**What you have to do:** Write out all of the data without omission, exactly as shown.

**Dataset content:**
** begin **

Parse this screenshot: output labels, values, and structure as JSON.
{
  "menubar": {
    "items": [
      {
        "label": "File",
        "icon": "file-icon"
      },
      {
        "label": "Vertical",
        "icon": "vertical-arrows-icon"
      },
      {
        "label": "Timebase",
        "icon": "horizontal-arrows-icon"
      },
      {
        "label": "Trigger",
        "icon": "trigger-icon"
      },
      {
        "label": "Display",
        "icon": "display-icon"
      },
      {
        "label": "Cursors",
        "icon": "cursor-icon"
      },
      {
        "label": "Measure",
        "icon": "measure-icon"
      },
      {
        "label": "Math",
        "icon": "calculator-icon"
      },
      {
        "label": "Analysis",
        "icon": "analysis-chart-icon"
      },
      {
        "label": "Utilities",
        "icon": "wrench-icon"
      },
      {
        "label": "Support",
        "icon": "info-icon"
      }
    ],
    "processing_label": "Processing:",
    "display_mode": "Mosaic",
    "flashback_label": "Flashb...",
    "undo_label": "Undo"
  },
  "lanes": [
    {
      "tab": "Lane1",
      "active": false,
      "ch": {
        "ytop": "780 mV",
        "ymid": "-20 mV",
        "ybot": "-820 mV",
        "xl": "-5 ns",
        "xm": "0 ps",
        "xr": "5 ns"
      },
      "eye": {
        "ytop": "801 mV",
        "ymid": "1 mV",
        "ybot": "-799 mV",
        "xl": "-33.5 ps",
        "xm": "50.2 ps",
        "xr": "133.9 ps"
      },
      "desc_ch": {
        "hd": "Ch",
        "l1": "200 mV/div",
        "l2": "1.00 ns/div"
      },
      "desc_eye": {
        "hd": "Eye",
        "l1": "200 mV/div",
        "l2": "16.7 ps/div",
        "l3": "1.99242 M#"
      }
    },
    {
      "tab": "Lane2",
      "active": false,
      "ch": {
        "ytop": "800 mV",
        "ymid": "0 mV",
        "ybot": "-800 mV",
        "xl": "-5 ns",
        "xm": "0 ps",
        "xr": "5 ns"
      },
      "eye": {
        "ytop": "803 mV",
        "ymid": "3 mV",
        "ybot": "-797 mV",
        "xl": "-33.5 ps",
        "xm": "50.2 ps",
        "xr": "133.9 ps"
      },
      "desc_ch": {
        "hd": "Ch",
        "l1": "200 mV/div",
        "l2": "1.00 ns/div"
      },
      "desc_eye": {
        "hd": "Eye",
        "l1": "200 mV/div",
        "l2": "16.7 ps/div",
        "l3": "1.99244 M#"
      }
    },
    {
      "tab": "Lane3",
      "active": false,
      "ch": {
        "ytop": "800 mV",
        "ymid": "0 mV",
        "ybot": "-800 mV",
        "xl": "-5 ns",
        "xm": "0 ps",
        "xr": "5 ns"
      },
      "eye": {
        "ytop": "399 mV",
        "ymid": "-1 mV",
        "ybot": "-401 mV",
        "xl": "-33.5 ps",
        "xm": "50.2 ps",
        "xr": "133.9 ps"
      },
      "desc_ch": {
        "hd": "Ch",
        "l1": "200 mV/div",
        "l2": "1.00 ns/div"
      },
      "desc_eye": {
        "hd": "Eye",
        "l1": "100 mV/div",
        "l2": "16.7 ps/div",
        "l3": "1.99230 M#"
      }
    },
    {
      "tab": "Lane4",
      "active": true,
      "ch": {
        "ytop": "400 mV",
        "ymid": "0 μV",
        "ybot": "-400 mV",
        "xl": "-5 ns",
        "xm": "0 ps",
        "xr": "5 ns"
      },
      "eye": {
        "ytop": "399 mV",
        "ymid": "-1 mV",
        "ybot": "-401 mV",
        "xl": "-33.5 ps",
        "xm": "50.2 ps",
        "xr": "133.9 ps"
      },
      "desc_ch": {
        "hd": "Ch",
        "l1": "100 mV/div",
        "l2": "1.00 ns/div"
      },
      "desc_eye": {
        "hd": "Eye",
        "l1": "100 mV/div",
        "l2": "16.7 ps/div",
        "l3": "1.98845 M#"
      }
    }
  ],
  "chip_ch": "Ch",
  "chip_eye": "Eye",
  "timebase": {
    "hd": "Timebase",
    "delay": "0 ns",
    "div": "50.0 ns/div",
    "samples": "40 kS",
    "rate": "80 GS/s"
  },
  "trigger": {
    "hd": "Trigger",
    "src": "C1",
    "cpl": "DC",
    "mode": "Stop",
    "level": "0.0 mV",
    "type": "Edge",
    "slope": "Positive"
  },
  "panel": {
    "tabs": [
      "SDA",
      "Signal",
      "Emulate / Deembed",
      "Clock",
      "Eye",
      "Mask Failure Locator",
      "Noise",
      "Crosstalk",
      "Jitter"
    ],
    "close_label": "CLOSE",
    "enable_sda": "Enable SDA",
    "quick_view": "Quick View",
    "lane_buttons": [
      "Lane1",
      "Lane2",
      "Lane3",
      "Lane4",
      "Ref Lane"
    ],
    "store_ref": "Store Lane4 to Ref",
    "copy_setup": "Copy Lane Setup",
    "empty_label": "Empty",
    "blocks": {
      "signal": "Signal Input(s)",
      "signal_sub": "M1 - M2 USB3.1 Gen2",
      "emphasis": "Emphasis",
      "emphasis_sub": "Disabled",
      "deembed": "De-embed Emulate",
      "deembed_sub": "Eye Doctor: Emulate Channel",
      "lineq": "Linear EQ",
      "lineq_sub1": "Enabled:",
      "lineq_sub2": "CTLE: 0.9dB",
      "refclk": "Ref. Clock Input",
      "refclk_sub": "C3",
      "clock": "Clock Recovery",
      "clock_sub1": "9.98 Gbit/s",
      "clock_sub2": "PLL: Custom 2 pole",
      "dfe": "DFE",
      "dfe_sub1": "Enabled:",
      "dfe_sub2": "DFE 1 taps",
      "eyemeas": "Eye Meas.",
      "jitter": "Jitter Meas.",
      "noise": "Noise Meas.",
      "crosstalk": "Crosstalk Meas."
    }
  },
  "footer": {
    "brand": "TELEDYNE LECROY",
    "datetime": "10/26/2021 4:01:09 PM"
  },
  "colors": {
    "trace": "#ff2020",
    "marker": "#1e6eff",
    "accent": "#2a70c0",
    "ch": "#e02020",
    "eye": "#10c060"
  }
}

** end **

**Result for this exercise:**
Parse this screenshot: output labels, values, and structure as JSON.
{
  "menubar": {
    "items": [
      {
        "label": "File",
        "icon": "file-icon"
      },
      {
        "label": "Vertical",
        "icon": "vertical-arrows-icon"
      },
      {
        "label": "Timebase",
        "icon": "horizontal-arrows-icon"
      },
      {
        "label": "Trigger",
        "icon": "trigger-icon"
      },
      {
        "label": "Display",
        "icon": "display-icon"
      },
      {
        "label": "Cursors",
        "icon": "cursor-icon"
      },
      {
        "label": "Measure",
        "icon": "measure-icon"
      },
      {
        "label": "Math",
        "icon": "calculator-icon"
      },
      {
        "label": "Analysis",
        "icon": "analysis-chart-icon"
      },
      {
        "label": "Utilities",
        "icon": "wrench-icon"
      },
      {
        "label": "Support",
        "icon": "info-icon"
      }
    ],
    "processing_label": "Processing:",
    "display_mode": "Mosaic",
    "flashback_label": "Flashb...",
    "undo_label": "Undo"
  },
  "lanes": [
    {
      "tab": "Lane1",
      "active": false,
      "ch": {
        "ytop": "780 mV",
        "ymid": "-20 mV",
        "ybot": "-820 mV",
        "xl": "-5 ns",
        "xm": "0 ps",
        "xr": "5 ns"
      },
      "eye": {
        "ytop": "801 mV",
        "ymid": "1 mV",
        "ybot": "-799 mV",
        "xl": "-33.5 ps",
        "xm": "50.2 ps",
        "xr": "133.9 ps"
      },
      "desc_ch": {
        "hd": "Ch",
        "l1": "200 mV/div",
        "l2": "1.00 ns/div"
      },
      "desc_eye": {
        "hd": "Eye",
        "l1": "200 mV/div",
        "l2": "16.7 ps/div",
        "l3": "1.99242 M#"
      }
    },
    {
      "tab": "Lane2",
      "active": false,
      "ch": {
        "ytop": "800 mV",
        "ymid": "0 mV",
        "ybot": "-800 mV",
        "xl": "-5 ns",
        "xm": "0 ps",
        "xr": "5 ns"
      },
      "eye": {
        "ytop": "803 mV",
        "ymid": "3 mV",
        "ybot": "-797 mV",
        "xl": "-33.5 ps",
        "xm": "50.2 ps",
        "xr": "133.9 ps"
      },
      "desc_ch": {
        "hd": "Ch",
        "l1": "200 mV/div",
        "l2": "1.00 ns/div"
      },
      "desc_eye": {
        "hd": "Eye",
        "l1": "200 mV/div",
        "l2": "16.7 ps/div",
        "l3": "1.99244 M#"
      }
    },
    {
      "tab": "Lane3",
      "active": false,
      "ch": {
        "ytop": "800 mV",
        "ymid": "0 mV",
        "ybot": "-800 mV",
        "xl": "-5 ns",
        "xm": "0 ps",
        "xr": "5 ns"
      },
      "eye": {
        "ytop": "399 mV",
        "ymid": "-1 mV",
        "ybot": "-401 mV",
        "xl": "-33.5 ps",
        "xm": "50.2 ps",
        "xr": "133.9 ps"
      },
      "desc_ch": {
        "hd": "Ch",
        "l1": "200 mV/div",
        "l2": "1.00 ns/div"
      },
      "desc_eye": {
        "hd": "Eye",
        "l1": "100 mV/div",
        "l2": "16.7 ps/div",
        "l3": "1.99230 M#"
      }
    },
    {
      "tab": "Lane4",
      "active": true,
      "ch": {
        "ytop": "400 mV",
        "ymid": "0 μV",
        "ybot": "-400 mV",
        "xl": "-5 ns",
        "xm": "0 ps",
        "xr": "5 ns"
      },
      "eye": {
        "ytop": "399 mV",
        "ymid": "-1 mV",
        "ybot": "-401 mV",
        "xl": "-33.5 ps",
        "xm": "50.2 ps",
        "xr": "133.9 ps"
      },
      "desc_ch": {
        "hd": "Ch",
        "l1": "100 mV/div",
        "l2": "1.00 ns/div"
      },
      "desc_eye": {
        "hd": "Eye",
        "l1": "100 mV/div",
        "l2": "16.7 ps/div",
        "l3": "1.98845 M#"
      }
    }
  ],
  "chip_ch": "Ch",
  "chip_eye": "Eye",
  "timebase": {
    "hd": "Timebase",
    "delay": "0 ns",
    "div": "50.0 ns/div",
    "samples": "40 kS",
    "rate": "80 GS/s"
  },
  "trigger": {
    "hd": "Trigger",
    "src": "C1",
    "cpl": "DC",
    "mode": "Stop",
    "level": "0.0 mV",
    "type": "Edge",
    "slope": "Positive"
  },
  "panel": {
    "tabs": [
      "SDA",
      "Signal",
      "Emulate / Deembed",
      "Clock",
      "Eye",
      "Mask Failure Locator",
      "Noise",
      "Crosstalk",
      "Jitter"
    ],
    "close_label": "CLOSE",
    "enable_sda": "Enable SDA",
    "quick_view": "Quick View",
    "lane_buttons": [
      "Lane1",
      "Lane2",
      "Lane3",
      "Lane4",
      "Ref Lane"
    ],
    "store_ref": "Store Lane4 to Ref",
    "copy_setup": "Copy Lane Setup",
    "empty_label": "Empty",
    "blocks": {
      "signal": "Signal Input(s)",
      "signal_sub": "M1 - M2 USB3.1 Gen2",
      "emphasis": "Emphasis",
      "emphasis_sub": "Disabled",
      "deembed": "De-embed Emulate",
      "deembed_sub": "Eye Doctor: Emulate Channel",
      "lineq": "Linear EQ",
      "lineq_sub1": "Enabled:",
      "lineq_sub2": "CTLE: 0.9dB",
      "refclk": "Ref. Clock Input",
      "refclk_sub": "C3",
      "clock": "Clock Recovery",
      "clock_sub1": "9.98 Gbit/s",
      "clock_sub2": "PLL: Custom 2 pole",
      "dfe": "DFE",
      "dfe_sub1": "Enabled:",
      "dfe_sub2": "DFE 1 taps",
      "eyemeas": "Eye Meas.",
      "jitter": "Jitter Meas.",
      "noise": "Noise Meas.",
      "crosstalk": "Crosstalk Meas."
    }
  },
  "footer": {
    "brand": "TELEDYNE LECROY",
    "datetime": "10/26/2021 4:01:09 PM"
  },
  "colors": {
    "trace": "#ff2020",
    "marker": "#1e6eff",
    "accent": "#2a70c0",
    "ch": "#e02020",
    "eye": "#10c060"
  }
}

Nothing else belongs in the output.